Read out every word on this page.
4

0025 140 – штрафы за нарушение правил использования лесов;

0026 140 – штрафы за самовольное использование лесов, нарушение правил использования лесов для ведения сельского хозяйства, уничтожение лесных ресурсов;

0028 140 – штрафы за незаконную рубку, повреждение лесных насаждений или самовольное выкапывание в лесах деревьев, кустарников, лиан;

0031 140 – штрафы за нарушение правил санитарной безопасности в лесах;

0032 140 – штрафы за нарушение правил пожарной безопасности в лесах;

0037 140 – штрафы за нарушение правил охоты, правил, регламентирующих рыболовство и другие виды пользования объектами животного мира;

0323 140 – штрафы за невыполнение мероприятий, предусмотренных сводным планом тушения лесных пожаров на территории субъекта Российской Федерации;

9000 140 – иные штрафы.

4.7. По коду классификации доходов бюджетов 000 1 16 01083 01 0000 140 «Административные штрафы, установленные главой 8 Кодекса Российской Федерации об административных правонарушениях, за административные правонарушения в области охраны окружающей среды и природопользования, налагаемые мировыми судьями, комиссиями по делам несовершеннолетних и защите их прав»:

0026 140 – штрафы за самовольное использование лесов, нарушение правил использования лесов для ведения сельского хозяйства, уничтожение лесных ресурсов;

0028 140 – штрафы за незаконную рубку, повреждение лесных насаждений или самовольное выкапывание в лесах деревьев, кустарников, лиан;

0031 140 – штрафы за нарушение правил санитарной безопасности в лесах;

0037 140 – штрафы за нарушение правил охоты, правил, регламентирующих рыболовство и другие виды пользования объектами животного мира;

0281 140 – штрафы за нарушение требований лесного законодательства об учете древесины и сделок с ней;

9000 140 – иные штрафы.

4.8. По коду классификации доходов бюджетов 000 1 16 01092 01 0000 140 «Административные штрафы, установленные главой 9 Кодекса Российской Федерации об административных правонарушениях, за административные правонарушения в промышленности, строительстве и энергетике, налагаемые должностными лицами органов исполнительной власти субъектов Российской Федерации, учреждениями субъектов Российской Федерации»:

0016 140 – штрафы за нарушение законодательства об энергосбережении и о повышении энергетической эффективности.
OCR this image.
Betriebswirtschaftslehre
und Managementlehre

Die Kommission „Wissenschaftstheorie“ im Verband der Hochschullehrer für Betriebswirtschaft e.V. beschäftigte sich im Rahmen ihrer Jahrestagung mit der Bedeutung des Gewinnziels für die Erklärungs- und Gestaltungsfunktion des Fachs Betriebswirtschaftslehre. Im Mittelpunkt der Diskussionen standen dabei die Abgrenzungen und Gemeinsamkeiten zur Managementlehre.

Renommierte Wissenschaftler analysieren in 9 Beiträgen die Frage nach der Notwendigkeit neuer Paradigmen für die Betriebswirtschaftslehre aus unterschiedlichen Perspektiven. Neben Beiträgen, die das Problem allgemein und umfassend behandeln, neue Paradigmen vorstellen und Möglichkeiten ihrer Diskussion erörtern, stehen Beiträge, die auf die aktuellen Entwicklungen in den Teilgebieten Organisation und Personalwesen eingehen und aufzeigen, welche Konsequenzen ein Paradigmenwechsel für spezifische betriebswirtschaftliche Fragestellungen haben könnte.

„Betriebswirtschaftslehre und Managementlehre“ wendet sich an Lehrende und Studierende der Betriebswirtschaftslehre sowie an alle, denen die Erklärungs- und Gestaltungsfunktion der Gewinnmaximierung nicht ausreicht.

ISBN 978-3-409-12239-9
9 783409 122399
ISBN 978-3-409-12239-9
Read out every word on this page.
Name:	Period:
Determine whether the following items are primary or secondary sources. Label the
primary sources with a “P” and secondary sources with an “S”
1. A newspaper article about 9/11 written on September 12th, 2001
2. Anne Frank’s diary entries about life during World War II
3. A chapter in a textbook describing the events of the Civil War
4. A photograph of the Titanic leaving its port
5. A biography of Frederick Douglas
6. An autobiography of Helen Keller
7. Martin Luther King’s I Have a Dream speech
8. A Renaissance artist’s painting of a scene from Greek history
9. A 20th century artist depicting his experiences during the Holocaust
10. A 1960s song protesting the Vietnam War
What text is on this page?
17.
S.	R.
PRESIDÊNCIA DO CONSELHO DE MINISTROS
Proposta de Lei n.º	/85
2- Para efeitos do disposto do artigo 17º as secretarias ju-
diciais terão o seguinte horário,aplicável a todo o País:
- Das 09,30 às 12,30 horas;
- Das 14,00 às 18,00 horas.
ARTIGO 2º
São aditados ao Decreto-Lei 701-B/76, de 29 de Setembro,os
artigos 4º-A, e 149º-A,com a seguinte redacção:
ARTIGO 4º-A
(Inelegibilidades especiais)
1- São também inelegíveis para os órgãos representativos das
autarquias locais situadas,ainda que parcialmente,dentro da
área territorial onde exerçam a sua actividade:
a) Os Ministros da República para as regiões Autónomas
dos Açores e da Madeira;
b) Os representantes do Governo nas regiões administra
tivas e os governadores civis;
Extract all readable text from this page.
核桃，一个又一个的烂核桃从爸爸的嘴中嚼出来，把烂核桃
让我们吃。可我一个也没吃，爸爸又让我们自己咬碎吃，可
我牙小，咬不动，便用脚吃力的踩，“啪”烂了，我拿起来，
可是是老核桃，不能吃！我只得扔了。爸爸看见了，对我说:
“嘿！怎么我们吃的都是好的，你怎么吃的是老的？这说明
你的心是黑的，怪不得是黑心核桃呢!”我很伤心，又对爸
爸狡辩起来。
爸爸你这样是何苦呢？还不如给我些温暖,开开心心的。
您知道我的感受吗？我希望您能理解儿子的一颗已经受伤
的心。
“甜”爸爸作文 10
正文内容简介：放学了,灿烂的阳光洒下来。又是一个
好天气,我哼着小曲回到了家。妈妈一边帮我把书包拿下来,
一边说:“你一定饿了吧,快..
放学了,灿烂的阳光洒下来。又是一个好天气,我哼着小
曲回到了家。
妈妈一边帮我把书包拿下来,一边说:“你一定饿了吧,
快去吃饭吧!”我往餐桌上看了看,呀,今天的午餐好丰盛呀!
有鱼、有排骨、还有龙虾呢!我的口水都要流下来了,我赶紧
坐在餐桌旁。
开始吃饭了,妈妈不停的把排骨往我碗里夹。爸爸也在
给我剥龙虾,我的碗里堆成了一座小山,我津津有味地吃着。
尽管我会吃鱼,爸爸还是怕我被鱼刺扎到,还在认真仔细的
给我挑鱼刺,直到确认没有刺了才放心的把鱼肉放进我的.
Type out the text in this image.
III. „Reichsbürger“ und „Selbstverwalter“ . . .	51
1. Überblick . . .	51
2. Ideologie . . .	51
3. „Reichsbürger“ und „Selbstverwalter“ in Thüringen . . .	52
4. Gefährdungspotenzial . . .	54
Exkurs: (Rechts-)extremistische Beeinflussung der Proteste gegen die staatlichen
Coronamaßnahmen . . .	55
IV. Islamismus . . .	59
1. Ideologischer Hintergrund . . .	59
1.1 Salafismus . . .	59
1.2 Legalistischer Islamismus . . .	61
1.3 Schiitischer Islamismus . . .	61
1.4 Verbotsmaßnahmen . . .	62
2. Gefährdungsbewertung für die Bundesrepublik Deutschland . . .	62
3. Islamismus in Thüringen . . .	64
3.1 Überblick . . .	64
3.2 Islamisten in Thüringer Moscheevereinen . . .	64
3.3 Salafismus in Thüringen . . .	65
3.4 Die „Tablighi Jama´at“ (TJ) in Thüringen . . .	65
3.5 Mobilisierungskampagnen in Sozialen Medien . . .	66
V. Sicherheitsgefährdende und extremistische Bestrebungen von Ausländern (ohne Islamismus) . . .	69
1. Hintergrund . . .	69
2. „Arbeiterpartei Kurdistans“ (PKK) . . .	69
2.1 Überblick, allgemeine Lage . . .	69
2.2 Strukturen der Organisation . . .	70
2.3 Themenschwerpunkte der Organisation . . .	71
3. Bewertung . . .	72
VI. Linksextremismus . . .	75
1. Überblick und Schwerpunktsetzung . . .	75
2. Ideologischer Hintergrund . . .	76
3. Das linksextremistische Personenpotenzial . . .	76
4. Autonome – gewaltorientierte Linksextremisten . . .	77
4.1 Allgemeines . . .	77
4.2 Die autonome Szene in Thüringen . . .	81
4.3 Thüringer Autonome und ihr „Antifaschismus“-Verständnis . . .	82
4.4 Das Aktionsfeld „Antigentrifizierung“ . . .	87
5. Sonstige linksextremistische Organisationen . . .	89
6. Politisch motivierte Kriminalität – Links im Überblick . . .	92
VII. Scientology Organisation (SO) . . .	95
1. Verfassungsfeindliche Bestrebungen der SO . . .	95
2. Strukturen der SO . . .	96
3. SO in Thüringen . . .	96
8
------------------------------------
> **Aim of the exercise**
Pull out all lines from the entries above that include the word "ihrer".

> **Solved exercise**
Die Kommission „Wissenschaftstheorie“ im Verband der Hochschullehrer für Betriebswirtschaft e.V. beschäftigte sich im Rahmen ihrer Jahrestagung mit der Bedeutung des Gewinnziels für die Erklärungs- und Gestaltungsfunktion des Fachs Betriebswirtschaftslehre. Im Mittelpunkt der Diskussionen standen dabei die Abgrenzungen und Gemeinsamkeiten zur Managementlehre.
Renommierte Wissenschaftler analysieren in 9 Beiträgen die Frage nach der Notwendigkeit neuer Paradigmen für die Betriebswirtschaftslehre aus unterschiedlichen Perspektiven. Neben Beiträgen, die das Problem allgemein und umfassend behandeln, neue Paradigmen vorstellen und Möglichkeiten ihrer Diskussion erörtern, stehen Beiträge, die auf die aktuellen Entwicklungen in den Teilgebieten Organisation und Personalwesen eingehen und aufzeigen, welche Konsequenzen ein Paradigmenwechsel für spezifische betriebswirtschaftliche Fragestellungen haben könnte.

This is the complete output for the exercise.